Stimulus and circuit contributions to the information geometry of neural manifolds

Understanding how network connectivity shapes neural representations is central to systems neuroscience. While dimensionality reduction methods uncover low-dimensional manifold structure in population recordings, a rigorous framework connecting manifold geometry to network mechanisms and information encoding remains lacking. We develop a differential geometric approach for analyzing neural manifolds in rate-based recurrent networks receiving tuned feedforward inputs. We derive expressions for the pullback metric of neural manifolds, showing how input tuning curves, feedforward and recurrent synaptic connectivity shape manifold geometry. Critically, we establish that the Fisher information matrix at steady states also has the structure of a pullback metric, directly linking intrinsic manifold geometry to stimulus discriminability and information encoding. For noise with slow temporal correlations propagated through the network, we show that recurrent effects on information geometry cancel: Fisher information depends only on the feedforward connectivity. Thus, feedforward connectivity critically determines representational geometry. As an example, we demonstrate that the representation of space by a module of hexagonal grid cells is approximately isometric for random distribution of grid phases. Moreover, a linear feedforward transformation can map spatially random input tuning curves into a population of hexagonal grid cells, forming a toroidal manifold. Thus, feedforward connectivity alone can generate structured spatial representations without requiring carefully tuned recurrent connectivity or continuous attractor dynamics. Recurrent connectivity, however, is shown to improve stimulus encoding under fast noise, thereby implementing a selective noise reduction.

• _STUDY MATERIAL_:
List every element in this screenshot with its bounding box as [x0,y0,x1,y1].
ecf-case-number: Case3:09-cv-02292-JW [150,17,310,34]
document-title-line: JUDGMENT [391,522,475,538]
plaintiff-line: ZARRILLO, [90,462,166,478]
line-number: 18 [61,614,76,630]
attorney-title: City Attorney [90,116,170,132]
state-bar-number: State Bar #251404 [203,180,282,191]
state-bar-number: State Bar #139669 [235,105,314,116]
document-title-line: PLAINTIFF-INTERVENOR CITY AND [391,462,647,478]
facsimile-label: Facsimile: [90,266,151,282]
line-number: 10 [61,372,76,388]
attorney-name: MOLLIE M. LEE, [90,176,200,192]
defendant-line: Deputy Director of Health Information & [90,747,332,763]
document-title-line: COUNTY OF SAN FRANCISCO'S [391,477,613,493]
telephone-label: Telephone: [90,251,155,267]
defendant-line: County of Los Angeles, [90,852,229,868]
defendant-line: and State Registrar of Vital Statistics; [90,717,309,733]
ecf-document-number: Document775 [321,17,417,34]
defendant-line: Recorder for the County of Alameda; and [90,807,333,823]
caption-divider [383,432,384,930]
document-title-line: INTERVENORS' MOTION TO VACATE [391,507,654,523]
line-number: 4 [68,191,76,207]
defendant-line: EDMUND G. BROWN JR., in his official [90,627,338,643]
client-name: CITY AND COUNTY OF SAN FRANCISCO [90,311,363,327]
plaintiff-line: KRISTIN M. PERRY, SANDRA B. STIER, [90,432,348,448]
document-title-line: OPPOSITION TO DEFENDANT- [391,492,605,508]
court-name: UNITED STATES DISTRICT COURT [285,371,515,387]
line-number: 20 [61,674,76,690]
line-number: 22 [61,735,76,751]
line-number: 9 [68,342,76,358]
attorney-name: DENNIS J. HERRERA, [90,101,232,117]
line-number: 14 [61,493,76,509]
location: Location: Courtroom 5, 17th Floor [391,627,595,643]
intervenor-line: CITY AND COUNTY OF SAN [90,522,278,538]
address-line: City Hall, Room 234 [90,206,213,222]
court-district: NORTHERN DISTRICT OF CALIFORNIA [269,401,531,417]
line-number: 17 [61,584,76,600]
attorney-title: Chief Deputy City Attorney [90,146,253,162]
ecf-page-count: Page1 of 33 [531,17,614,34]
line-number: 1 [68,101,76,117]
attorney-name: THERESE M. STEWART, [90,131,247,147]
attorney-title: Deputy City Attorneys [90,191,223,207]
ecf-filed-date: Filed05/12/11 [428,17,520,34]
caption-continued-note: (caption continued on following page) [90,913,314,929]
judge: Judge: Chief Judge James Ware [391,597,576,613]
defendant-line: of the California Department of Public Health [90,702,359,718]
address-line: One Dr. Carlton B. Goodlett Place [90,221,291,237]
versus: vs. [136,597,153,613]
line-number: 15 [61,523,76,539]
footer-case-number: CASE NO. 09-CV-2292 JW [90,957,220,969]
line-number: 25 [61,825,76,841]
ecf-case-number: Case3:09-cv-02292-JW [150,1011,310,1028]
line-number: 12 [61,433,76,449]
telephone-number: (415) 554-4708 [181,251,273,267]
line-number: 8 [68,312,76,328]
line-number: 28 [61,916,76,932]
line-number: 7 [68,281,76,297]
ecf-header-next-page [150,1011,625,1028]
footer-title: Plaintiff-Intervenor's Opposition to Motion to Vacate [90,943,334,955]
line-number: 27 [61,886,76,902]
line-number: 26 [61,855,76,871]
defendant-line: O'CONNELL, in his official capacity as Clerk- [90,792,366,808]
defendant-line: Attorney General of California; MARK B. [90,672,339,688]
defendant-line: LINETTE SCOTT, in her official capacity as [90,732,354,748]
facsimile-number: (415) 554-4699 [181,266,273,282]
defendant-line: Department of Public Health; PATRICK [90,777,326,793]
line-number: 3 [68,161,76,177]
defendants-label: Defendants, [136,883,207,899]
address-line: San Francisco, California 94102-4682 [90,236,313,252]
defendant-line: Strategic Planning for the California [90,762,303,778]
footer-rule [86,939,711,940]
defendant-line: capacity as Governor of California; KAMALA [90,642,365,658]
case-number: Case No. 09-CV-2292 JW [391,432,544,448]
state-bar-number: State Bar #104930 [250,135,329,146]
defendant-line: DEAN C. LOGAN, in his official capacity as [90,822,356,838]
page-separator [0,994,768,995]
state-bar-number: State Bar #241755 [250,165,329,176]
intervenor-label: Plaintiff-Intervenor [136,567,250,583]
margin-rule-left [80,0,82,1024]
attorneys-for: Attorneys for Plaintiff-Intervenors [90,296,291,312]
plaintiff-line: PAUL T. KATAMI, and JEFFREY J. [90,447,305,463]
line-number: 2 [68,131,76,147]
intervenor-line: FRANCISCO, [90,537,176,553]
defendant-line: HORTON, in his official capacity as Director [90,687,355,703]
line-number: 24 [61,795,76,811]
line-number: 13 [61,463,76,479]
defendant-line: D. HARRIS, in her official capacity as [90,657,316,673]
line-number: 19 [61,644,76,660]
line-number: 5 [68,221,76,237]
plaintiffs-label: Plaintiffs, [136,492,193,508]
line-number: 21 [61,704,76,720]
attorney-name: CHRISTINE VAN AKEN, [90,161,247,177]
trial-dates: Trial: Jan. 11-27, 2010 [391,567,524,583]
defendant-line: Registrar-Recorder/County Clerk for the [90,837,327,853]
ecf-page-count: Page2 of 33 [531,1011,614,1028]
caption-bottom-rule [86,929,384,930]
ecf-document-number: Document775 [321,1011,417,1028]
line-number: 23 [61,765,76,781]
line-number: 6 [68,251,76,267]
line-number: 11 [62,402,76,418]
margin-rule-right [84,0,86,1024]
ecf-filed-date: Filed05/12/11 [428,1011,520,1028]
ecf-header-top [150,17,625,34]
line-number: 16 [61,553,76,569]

• _EXPLORE THE MATERIAL_:
[1] Answer each question from the abstract on neural manifolds:
(a) For noise with slow temporal correlations, what does Fisher information depend on?
(b) What shape of manifold forms when a linear feedforward transformation maps spatially random input tuning curves into hexagonal grid cells?
(c) Under what kind of noise does recurrent connectivity improve stimulus encoding?
[2] The abstract on neural manifolds derives pullback metric expressions. List everything it says these expressions show shaping manifold geometry.

• _TASK-BY-TASK RESULTS_:
[1]
(a) Only the feedforward connectivity.
(b) A toroidal manifold.
(c) Fast noise.

[2]
- Input tuning curves
- Feedforward synaptic connectivity
- Recurrent synaptic connectivity